> Stated problem
Output all the data exactly. Pictures do not belong in the copy.

(Data entries)
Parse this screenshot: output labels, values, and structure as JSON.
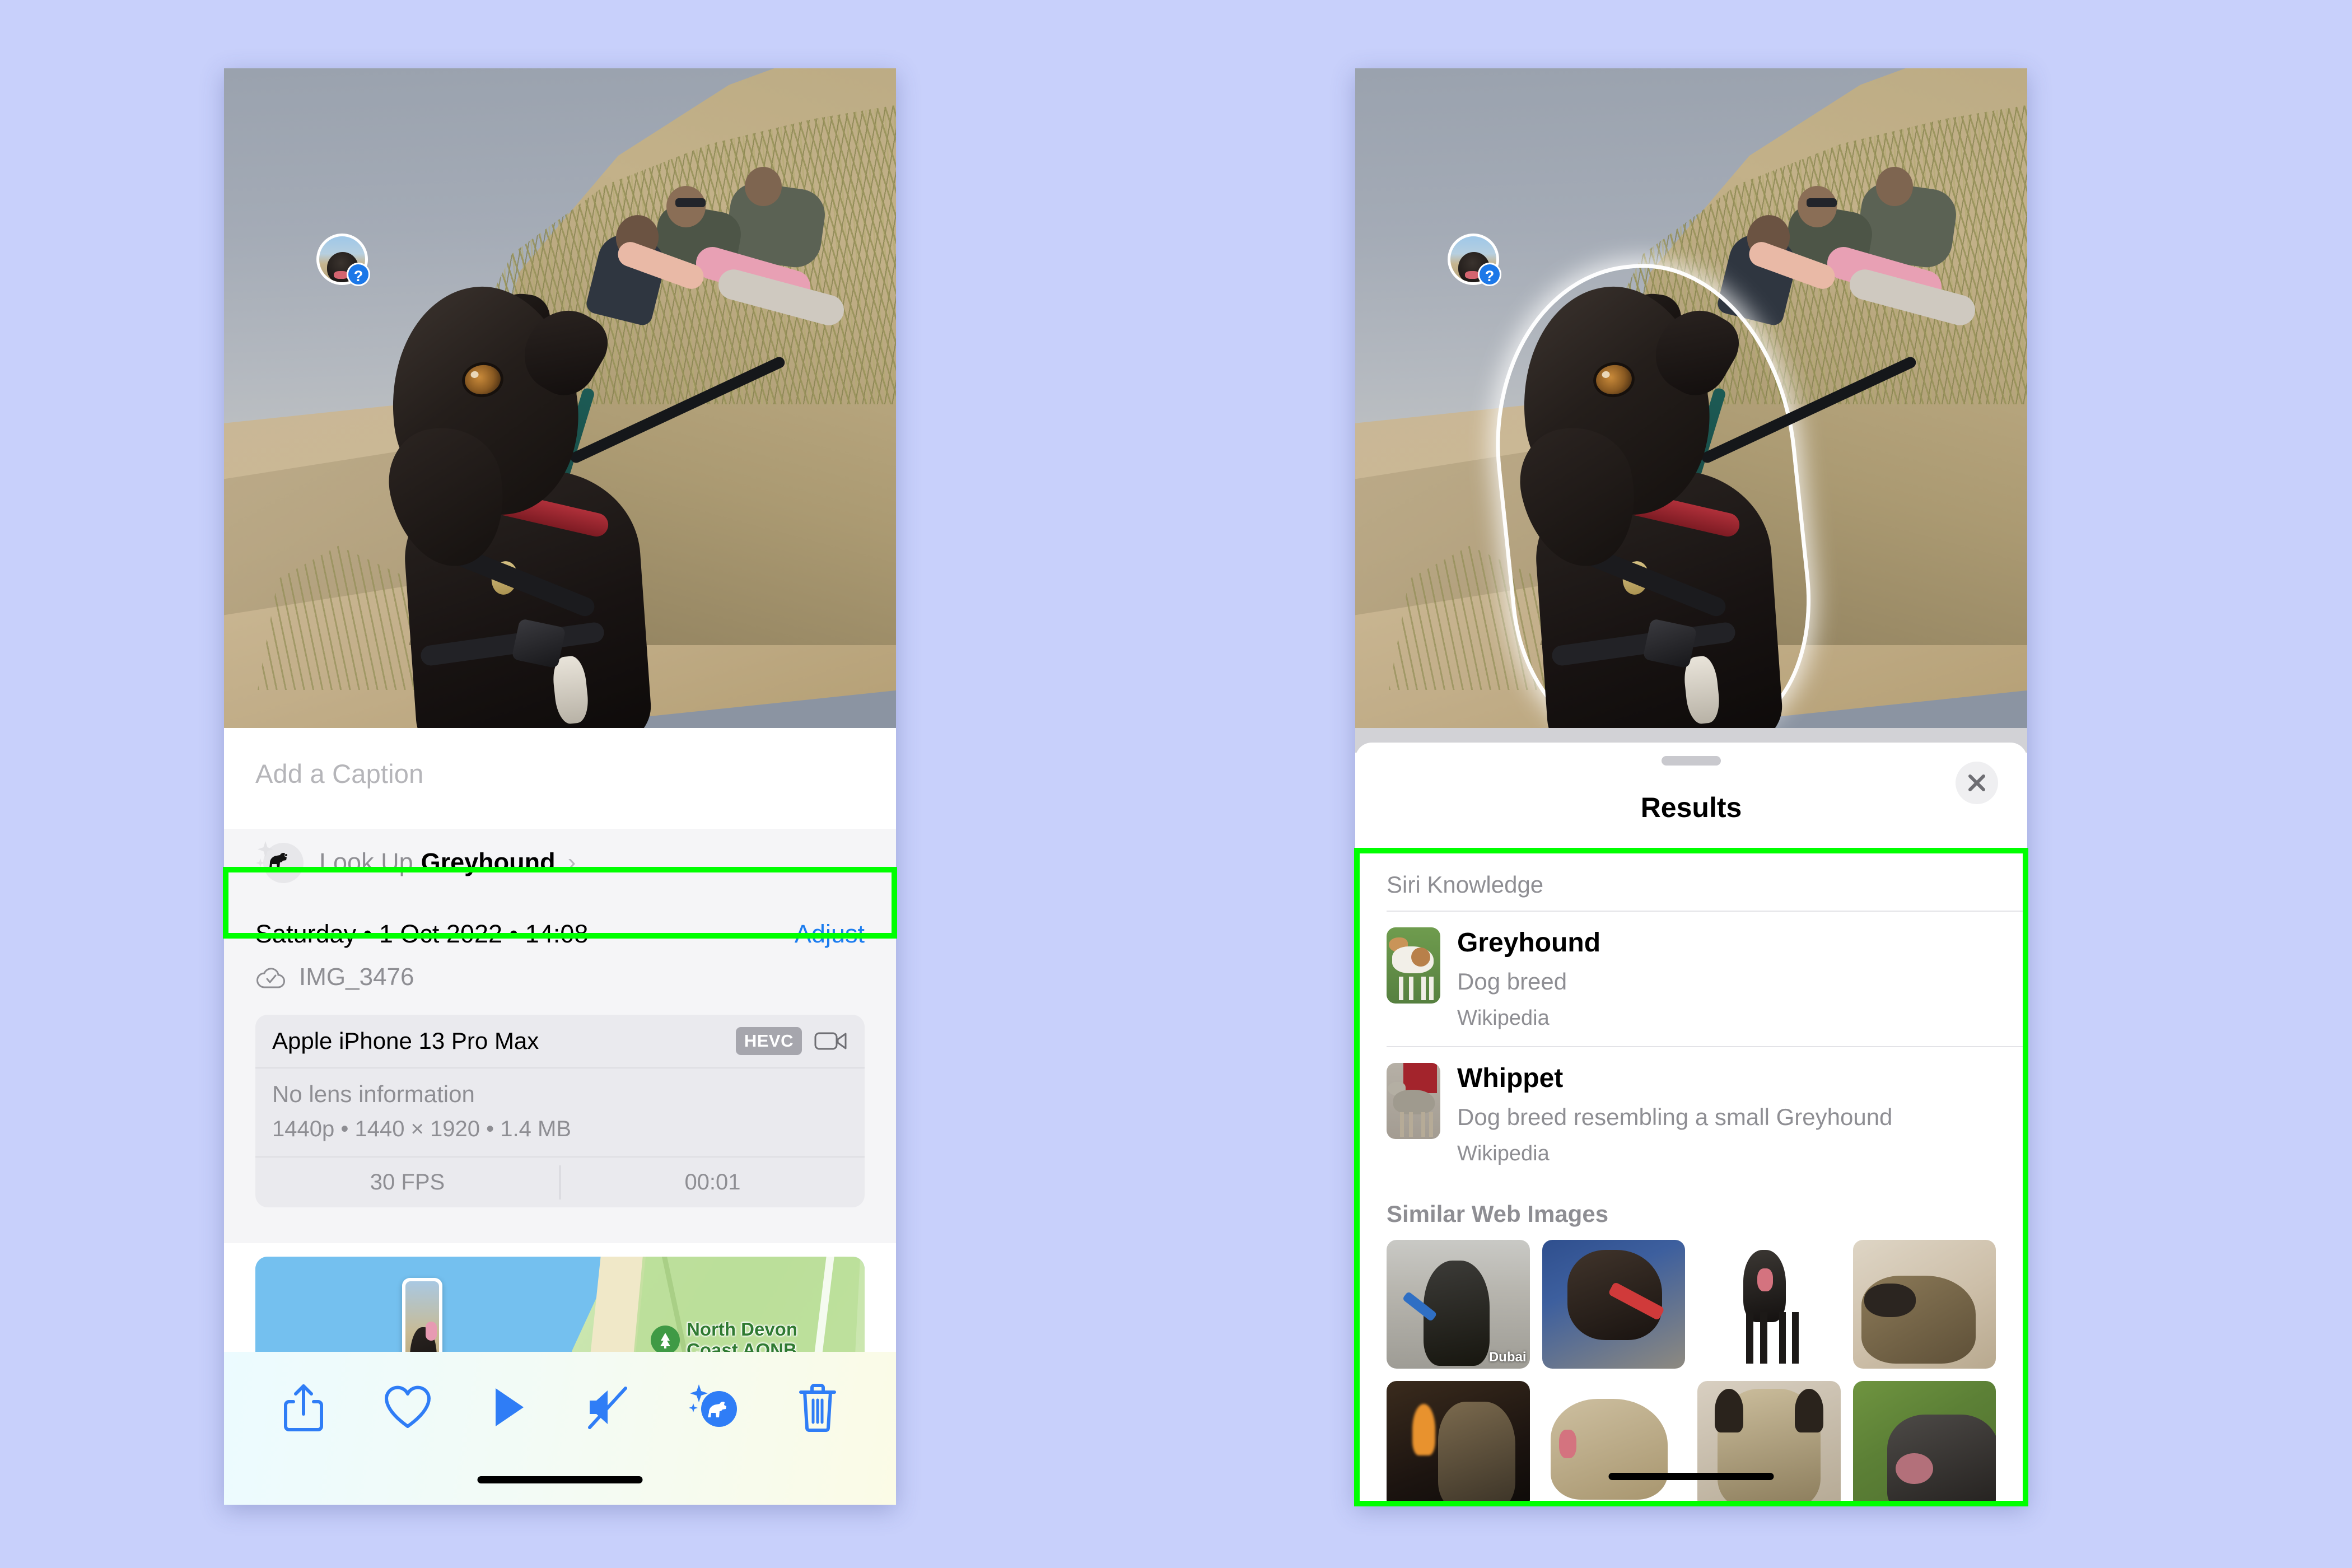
{
  "background_color": "#c8d0fb",
  "highlight_color": "#00ff00",
  "accent_color": "#1b7cef",
  "left_phone": {
    "photo": {
      "pet_badge": {
        "icon": "pet-face-avatar",
        "badge_glyph": "?"
      }
    },
    "caption": {
      "placeholder": "Add a Caption",
      "value": ""
    },
    "look_up": {
      "icon": "dog-sparkle-icon",
      "prefix_label": "Look Up ",
      "subject_label": "Greyhound",
      "chevron": "›"
    },
    "meta": {
      "date_line": "Saturday • 1 Oct 2022 • 14:08",
      "adjust_label": "Adjust",
      "cloud_icon": "icloud-check-icon",
      "filename": "IMG_3476",
      "device_card": {
        "device": "Apple iPhone 13 Pro Max",
        "codec_badge": "HEVC",
        "media_icon": "video-camera-icon",
        "lens_info": "No lens information",
        "resolution_line": "1440p • 1440 × 1920 • 1.4 MB",
        "fps": "30 FPS",
        "duration": "00:01"
      }
    },
    "map": {
      "poi_label": "North Devon\nCoast AONB",
      "poi_icon": "national-park-tree-icon",
      "thumb_alt": "photo-location-thumbnail"
    },
    "toolbar": {
      "items": [
        {
          "name": "share-icon",
          "label": "Share"
        },
        {
          "name": "heart-icon",
          "label": "Favourite"
        },
        {
          "name": "play-icon",
          "label": "Play"
        },
        {
          "name": "speaker-mute-icon",
          "label": "Mute"
        },
        {
          "name": "visual-look-up-dog-icon",
          "label": "Visual Look Up"
        },
        {
          "name": "trash-icon",
          "label": "Delete"
        }
      ],
      "home_indicator": "home-indicator"
    }
  },
  "right_phone": {
    "sheet": {
      "grabber": "sheet-grabber",
      "title": "Results",
      "close_icon": "close-icon"
    },
    "siri_knowledge": {
      "section_title": "Siri Knowledge",
      "rows": [
        {
          "title": "Greyhound",
          "subtitle": "Dog breed",
          "source": "Wikipedia",
          "thumb": "greyhound-standing-on-grass"
        },
        {
          "title": "Whippet",
          "subtitle": "Dog breed resembling a small Greyhound",
          "source": "Wikipedia",
          "thumb": "whippet-standing-on-track"
        }
      ]
    },
    "similar_web_images": {
      "section_title": "Similar Web Images",
      "items": [
        {
          "alt": "black-greyhound-on-blue-lead",
          "caption": "Dubai"
        },
        {
          "alt": "greyhound-with-red-collar-on-mat",
          "caption": ""
        },
        {
          "alt": "black-greyhound-cutout-white-background",
          "caption": ""
        },
        {
          "alt": "brindle-greyhound-lying-on-cushion",
          "caption": ""
        },
        {
          "alt": "greyhound-by-fireplace",
          "caption": ""
        },
        {
          "alt": "fawn-greyhound-yawning",
          "caption": ""
        },
        {
          "alt": "greyhound-face-close-up",
          "caption": ""
        },
        {
          "alt": "black-greyhound-on-grass",
          "caption": ""
        }
      ]
    }
  }
}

> Task output
Parse this screenshot: output labels, values, and structure as JSON.
{
  "background_color": "#c8d0fb",
  "highlight_color": "#00ff00",
  "accent_color": "#1b7cef",
  "left_phone": {
    "photo": {
      "pet_badge": {
        "icon": "pet-face-avatar",
        "badge_glyph": "?"
      }
    },
    "caption": {
      "placeholder": "Add a Caption",
      "value": ""
    },
    "look_up": {
      "icon": "dog-sparkle-icon",
      "prefix_label": "Look Up ",
      "subject_label": "Greyhound",
      "chevron": "›"
    },
    "meta": {
      "date_line": "Saturday • 1 Oct 2022 • 14:08",
      "adjust_label": "Adjust",
      "cloud_icon": "icloud-check-icon",
      "filename": "IMG_3476",
      "device_card": {
        "device": "Apple iPhone 13 Pro Max",
        "codec_badge": "HEVC",
        "media_icon": "video-camera-icon",
        "lens_info": "No lens information",
        "resolution_line": "1440p • 1440 × 1920 • 1.4 MB",
        "fps": "30 FPS",
        "duration": "00:01"
      }
    },
    "map": {
      "poi_label": "North Devon\nCoast AONB",
      "poi_icon": "national-park-tree-icon",
      "thumb_alt": "photo-location-thumbnail"
    },
    "toolbar": {
      "items": [
        {
          "name": "share-icon",
          "label": "Share"
        },
        {
          "name": "heart-icon",
          "label": "Favourite"
        },
        {
          "name": "play-icon",
          "label": "Play"
        },
        {
          "name": "speaker-mute-icon",
          "label": "Mute"
        },
        {
          "name": "visual-look-up-dog-icon",
          "label": "Visual Look Up"
        },
        {
          "name": "trash-icon",
          "label": "Delete"
        }
      ],
      "home_indicator": "home-indicator"
    }
  },
  "right_phone": {
    "sheet": {
      "grabber": "sheet-grabber",
      "title": "Results",
      "close_icon": "close-icon"
    },
    "siri_knowledge": {
      "section_title": "Siri Knowledge",
      "rows": [
        {
          "title": "Greyhound",
          "subtitle": "Dog breed",
          "source": "Wikipedia",
          "thumb": "greyhound-standing-on-grass"
        },
        {
          "title": "Whippet",
          "subtitle": "Dog breed resembling a small Greyhound",
          "source": "Wikipedia",
          "thumb": "whippet-standing-on-track"
        }
      ]
    },
    "similar_web_images": {
      "section_title": "Similar Web Images",
      "items": [
        {
          "alt": "black-greyhound-on-blue-lead",
          "caption": "Dubai"
        },
        {
          "alt": "greyhound-with-red-collar-on-mat",
          "caption": ""
        },
        {
          "alt": "black-greyhound-cutout-white-background",
          "caption": ""
        },
        {
          "alt": "brindle-greyhound-lying-on-cushion",
          "caption": ""
        },
        {
          "alt": "greyhound-by-fireplace",
          "caption": ""
        },
        {
          "alt": "fawn-greyhound-yawning",
          "caption": ""
        },
        {
          "alt": "greyhound-face-close-up",
          "caption": ""
        },
        {
          "alt": "black-greyhound-on-grass",
          "caption": ""
        }
      ]
    }
  }
}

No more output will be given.